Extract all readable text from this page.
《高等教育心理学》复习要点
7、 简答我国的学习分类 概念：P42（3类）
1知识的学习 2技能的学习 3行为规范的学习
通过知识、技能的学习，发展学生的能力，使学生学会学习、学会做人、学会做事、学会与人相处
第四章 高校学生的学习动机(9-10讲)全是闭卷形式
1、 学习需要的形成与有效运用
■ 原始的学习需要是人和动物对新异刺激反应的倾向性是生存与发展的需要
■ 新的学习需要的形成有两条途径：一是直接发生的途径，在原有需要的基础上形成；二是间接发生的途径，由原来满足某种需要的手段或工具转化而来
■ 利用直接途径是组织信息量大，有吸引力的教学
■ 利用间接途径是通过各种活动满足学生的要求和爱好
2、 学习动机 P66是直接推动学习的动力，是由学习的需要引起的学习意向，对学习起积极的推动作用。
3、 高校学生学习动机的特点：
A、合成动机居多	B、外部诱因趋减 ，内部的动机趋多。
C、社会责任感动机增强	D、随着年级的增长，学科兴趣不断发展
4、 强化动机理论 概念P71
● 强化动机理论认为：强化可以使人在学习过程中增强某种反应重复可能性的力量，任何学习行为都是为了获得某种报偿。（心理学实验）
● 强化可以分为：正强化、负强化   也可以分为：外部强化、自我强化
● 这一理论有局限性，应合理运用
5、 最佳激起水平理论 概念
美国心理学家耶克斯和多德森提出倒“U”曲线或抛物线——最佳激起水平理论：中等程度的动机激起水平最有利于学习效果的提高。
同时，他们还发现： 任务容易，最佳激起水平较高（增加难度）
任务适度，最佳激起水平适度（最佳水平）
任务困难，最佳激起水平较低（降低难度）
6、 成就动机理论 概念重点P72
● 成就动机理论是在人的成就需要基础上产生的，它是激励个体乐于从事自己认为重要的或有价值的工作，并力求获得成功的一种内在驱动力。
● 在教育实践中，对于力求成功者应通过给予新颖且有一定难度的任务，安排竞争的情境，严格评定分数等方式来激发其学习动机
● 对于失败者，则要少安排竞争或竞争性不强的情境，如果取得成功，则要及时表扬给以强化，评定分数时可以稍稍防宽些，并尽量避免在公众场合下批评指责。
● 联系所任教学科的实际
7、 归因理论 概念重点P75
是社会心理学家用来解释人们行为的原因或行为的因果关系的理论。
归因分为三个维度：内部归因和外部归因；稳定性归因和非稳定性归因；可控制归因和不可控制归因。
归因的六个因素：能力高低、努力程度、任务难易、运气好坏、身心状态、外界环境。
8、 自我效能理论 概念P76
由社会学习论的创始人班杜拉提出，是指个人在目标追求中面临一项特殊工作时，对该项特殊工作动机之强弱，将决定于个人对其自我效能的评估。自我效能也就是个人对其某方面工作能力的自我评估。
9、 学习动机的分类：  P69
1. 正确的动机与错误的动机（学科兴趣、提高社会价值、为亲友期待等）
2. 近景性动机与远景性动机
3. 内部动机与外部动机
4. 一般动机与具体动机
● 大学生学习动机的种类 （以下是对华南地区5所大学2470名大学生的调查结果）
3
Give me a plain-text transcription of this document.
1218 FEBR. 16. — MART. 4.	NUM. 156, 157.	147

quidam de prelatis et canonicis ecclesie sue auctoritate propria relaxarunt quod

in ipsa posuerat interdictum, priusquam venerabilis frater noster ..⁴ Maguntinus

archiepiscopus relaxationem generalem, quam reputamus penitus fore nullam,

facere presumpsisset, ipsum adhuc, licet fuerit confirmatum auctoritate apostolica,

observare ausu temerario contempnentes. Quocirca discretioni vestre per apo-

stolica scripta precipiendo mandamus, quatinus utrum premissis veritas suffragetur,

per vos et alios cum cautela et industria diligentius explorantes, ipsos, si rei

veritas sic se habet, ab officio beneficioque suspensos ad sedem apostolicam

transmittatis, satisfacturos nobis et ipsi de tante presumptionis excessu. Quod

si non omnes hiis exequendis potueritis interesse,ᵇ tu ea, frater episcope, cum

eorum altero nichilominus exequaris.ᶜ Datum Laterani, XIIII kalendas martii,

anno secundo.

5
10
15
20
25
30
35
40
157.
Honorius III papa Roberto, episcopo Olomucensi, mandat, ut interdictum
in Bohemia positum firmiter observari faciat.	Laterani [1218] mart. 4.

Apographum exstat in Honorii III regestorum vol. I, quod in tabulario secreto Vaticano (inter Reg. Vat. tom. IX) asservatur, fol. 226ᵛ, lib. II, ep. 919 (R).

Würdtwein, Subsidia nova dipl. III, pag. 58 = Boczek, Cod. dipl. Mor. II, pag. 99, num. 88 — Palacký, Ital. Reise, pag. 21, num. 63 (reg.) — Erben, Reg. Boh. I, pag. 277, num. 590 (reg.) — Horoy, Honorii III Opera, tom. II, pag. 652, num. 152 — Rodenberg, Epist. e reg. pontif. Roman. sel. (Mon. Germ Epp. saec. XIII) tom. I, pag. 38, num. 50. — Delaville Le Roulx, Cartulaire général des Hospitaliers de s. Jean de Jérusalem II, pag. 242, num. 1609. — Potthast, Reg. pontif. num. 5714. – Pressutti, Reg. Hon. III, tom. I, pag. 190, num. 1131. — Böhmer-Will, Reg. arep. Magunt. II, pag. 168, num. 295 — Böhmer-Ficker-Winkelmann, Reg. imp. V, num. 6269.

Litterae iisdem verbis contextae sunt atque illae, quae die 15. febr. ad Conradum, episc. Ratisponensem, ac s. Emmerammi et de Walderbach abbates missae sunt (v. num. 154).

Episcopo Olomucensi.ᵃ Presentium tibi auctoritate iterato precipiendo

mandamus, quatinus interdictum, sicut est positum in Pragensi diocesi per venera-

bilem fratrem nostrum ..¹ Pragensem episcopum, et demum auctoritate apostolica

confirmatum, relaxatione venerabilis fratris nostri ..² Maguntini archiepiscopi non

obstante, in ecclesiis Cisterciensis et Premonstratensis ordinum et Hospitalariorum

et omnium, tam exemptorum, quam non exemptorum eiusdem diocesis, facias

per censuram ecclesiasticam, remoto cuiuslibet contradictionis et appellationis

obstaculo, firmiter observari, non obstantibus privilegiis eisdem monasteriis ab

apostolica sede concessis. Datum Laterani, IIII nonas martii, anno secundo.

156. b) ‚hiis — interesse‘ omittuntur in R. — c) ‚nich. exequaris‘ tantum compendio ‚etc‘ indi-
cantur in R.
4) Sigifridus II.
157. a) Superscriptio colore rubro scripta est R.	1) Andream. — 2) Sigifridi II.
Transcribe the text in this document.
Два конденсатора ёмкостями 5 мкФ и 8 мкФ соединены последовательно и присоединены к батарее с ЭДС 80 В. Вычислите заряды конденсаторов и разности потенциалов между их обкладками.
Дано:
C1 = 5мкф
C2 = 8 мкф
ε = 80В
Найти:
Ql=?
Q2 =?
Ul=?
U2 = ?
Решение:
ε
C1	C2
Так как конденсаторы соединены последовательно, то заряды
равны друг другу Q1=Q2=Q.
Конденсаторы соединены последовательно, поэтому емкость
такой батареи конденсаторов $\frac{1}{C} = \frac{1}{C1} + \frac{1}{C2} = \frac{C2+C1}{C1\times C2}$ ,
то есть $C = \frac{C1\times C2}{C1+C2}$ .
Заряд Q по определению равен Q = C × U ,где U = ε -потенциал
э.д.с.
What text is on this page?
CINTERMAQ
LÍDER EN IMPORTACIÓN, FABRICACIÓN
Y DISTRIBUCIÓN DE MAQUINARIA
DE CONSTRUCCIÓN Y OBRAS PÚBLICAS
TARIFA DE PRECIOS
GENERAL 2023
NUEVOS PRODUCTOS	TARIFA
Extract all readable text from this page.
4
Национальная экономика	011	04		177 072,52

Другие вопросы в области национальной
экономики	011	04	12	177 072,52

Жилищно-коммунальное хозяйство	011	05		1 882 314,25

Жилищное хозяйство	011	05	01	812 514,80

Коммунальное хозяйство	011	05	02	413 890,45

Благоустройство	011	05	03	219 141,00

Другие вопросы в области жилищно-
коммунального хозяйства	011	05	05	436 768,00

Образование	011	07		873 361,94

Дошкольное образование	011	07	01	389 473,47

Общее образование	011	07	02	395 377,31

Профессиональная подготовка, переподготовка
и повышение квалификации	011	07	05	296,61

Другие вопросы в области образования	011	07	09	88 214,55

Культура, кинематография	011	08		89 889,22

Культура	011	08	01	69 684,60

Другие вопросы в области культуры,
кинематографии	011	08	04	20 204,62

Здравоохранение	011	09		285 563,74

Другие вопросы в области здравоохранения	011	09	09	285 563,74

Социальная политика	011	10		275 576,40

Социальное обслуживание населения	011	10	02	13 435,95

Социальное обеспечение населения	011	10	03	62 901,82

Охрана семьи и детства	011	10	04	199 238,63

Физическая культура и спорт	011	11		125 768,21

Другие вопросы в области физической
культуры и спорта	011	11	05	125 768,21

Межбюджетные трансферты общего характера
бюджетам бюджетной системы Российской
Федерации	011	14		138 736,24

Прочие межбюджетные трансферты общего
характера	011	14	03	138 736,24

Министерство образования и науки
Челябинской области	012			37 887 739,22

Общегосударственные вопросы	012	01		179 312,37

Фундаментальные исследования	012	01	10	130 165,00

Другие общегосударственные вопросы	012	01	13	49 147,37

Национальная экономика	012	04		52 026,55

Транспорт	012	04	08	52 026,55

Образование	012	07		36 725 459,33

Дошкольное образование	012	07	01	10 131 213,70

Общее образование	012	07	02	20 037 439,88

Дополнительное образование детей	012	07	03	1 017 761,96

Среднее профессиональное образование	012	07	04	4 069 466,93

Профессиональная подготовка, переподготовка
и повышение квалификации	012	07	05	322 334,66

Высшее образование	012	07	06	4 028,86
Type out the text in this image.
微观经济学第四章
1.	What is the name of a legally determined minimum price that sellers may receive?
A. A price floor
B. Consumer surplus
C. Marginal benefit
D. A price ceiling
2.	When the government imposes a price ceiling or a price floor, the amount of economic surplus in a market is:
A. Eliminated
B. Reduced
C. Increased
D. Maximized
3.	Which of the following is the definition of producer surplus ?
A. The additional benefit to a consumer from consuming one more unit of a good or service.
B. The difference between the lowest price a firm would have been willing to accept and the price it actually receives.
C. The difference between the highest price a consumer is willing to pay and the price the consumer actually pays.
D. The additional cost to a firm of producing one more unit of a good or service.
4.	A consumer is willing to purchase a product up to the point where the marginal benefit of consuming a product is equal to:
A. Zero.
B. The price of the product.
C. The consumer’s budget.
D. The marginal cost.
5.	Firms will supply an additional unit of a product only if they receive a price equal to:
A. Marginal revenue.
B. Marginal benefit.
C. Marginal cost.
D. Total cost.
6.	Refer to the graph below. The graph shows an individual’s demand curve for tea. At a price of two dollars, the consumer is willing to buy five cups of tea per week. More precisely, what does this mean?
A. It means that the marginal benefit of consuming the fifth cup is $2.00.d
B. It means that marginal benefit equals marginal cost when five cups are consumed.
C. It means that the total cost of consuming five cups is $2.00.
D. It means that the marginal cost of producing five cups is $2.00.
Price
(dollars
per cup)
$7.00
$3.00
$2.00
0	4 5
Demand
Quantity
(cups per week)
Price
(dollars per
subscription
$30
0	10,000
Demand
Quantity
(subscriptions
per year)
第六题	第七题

+ + + +

Exercise requirements
Which lines hold the word "good"? Return all of them from the records above.

Exercise output
A. The additional benefit to a consumer from consuming one more unit of a good or service.
D. The additional cost to a firm of producing one more unit of a good or service.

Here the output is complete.